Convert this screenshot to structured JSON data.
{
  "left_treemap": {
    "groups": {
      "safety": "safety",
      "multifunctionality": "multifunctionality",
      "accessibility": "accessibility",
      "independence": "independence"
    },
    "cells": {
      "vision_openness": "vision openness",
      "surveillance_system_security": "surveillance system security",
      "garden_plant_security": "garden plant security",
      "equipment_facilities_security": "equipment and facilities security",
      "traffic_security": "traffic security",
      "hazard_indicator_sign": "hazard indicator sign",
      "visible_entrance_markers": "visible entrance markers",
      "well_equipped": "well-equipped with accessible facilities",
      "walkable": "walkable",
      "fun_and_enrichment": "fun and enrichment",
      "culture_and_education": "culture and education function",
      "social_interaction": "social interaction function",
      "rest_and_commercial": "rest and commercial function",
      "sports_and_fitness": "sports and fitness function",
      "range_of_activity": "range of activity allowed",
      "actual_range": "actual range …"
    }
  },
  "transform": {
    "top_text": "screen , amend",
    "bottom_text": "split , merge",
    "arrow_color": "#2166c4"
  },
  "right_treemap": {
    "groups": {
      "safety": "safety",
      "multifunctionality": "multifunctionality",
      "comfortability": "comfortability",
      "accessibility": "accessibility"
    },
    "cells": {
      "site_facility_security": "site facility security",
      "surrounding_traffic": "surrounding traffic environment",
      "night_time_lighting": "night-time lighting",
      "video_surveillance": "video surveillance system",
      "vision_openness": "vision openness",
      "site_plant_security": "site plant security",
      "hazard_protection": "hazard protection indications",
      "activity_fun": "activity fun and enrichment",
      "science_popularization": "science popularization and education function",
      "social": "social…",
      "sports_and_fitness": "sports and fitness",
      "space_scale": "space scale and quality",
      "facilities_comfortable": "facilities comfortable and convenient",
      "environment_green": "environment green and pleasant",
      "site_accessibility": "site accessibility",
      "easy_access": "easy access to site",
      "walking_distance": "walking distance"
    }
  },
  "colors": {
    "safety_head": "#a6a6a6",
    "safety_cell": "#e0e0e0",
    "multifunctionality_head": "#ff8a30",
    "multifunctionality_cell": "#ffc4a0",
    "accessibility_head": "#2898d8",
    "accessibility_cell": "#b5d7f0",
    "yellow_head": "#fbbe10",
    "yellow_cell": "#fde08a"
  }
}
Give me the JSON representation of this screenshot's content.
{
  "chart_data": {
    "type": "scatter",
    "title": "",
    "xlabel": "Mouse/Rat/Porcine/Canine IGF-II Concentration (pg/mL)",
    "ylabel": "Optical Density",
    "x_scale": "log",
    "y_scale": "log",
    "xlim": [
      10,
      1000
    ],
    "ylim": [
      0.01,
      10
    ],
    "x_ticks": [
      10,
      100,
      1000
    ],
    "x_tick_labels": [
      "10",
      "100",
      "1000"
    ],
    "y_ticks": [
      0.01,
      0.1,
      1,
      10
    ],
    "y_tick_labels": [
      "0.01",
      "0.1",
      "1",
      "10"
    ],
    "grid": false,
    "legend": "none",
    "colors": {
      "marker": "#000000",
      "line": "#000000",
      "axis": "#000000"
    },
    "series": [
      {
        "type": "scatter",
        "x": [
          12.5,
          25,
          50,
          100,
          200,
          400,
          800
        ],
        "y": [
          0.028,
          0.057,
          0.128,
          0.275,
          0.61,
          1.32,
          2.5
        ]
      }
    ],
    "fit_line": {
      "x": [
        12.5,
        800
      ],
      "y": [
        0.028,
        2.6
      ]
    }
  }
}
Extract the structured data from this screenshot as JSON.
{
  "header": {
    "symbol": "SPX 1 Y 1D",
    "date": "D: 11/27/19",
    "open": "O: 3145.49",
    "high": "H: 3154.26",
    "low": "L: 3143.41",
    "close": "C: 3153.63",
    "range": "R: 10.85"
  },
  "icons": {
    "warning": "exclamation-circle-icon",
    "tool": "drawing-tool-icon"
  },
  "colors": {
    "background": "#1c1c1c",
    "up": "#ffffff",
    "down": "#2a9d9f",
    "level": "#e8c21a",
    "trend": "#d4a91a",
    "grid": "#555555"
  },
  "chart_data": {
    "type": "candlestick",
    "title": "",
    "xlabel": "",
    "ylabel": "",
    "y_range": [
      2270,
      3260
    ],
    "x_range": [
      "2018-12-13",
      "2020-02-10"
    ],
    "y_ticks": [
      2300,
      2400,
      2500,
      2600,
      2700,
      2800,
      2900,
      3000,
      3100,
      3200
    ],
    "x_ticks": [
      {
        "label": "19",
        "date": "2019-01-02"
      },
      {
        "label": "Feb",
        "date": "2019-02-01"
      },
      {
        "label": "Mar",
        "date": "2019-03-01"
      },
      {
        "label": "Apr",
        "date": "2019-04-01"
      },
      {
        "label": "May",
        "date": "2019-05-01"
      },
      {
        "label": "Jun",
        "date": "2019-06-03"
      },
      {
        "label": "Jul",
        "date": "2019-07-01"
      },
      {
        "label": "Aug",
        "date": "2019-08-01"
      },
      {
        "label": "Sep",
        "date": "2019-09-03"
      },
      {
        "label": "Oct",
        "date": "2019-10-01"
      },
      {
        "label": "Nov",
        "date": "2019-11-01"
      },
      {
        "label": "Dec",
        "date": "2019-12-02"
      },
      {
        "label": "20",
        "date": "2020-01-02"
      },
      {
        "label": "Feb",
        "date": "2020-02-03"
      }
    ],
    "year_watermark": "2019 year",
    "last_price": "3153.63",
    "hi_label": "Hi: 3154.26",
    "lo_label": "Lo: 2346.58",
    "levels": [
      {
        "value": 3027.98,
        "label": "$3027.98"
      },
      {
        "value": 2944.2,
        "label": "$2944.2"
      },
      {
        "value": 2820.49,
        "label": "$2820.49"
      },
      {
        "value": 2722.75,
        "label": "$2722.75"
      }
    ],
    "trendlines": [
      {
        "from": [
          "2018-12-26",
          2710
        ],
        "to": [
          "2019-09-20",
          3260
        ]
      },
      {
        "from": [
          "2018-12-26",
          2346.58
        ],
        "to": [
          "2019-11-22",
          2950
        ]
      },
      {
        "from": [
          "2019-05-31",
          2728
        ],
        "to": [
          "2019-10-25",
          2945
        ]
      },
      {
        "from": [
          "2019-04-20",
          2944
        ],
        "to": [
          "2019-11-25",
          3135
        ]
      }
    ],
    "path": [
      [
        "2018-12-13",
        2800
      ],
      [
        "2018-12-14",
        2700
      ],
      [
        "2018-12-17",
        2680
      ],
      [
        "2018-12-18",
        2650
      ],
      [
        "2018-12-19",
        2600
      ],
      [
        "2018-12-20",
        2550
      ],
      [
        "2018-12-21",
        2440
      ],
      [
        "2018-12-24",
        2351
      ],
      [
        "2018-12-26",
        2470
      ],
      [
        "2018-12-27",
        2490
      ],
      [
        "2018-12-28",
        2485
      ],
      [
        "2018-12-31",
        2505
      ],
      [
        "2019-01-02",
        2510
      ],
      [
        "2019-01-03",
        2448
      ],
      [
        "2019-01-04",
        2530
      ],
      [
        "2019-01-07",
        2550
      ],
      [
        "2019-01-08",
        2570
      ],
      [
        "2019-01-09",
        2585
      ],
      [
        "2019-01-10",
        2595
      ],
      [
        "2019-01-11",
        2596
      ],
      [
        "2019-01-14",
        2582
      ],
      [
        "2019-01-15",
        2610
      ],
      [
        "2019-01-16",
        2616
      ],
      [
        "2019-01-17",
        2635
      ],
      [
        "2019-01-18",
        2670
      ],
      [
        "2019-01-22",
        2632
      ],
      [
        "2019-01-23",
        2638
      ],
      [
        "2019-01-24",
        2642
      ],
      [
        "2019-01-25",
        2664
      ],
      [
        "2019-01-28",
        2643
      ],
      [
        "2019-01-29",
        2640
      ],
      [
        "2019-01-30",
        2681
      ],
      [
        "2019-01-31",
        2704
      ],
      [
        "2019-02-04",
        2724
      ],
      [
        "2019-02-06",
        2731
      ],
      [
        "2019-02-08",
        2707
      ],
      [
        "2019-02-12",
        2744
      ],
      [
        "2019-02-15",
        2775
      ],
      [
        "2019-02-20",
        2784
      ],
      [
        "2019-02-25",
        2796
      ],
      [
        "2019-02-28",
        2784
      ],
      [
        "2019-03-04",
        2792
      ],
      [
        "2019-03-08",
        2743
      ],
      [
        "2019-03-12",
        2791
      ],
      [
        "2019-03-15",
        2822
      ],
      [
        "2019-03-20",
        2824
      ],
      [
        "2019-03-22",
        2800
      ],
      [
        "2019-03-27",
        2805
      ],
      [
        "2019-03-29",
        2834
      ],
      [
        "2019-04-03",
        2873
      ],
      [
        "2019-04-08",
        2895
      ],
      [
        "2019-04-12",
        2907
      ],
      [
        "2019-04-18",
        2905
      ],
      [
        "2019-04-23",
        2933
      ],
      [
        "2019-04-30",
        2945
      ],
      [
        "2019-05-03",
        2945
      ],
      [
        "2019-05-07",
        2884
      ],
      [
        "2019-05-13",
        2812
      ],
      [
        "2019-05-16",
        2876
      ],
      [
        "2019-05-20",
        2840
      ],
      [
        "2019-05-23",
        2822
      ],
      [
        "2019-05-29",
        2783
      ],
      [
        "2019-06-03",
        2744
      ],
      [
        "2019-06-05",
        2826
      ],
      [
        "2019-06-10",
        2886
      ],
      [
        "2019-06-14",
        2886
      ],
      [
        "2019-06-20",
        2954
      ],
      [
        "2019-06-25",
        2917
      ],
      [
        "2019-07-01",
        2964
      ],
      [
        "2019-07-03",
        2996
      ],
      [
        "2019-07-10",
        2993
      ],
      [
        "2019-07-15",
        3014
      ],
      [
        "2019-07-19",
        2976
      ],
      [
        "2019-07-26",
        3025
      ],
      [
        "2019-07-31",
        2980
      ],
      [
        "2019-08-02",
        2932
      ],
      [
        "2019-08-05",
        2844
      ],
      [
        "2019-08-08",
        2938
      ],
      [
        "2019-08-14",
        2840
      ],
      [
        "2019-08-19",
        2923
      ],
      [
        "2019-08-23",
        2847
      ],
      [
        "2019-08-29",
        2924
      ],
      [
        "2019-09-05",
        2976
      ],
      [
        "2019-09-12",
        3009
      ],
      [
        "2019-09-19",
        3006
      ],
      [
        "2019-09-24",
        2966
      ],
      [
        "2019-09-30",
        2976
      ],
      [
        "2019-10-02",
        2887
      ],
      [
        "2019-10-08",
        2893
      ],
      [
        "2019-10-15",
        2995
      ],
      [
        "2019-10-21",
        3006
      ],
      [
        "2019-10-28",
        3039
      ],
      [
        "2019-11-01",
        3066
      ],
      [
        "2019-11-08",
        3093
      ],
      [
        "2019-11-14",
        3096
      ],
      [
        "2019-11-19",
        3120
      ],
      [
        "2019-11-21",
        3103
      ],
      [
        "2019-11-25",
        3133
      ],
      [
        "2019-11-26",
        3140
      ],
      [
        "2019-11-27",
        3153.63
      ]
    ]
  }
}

---

Work to complete –
Go through the records and show every line with the string "facilities" in it.

Exercise output –
      "equipment_facilities_security": "equipment and facilities security",
      "well_equipped": "well-equipped with accessible facilities",
      "facilities_comfortable": "facilities comfortable and convenient",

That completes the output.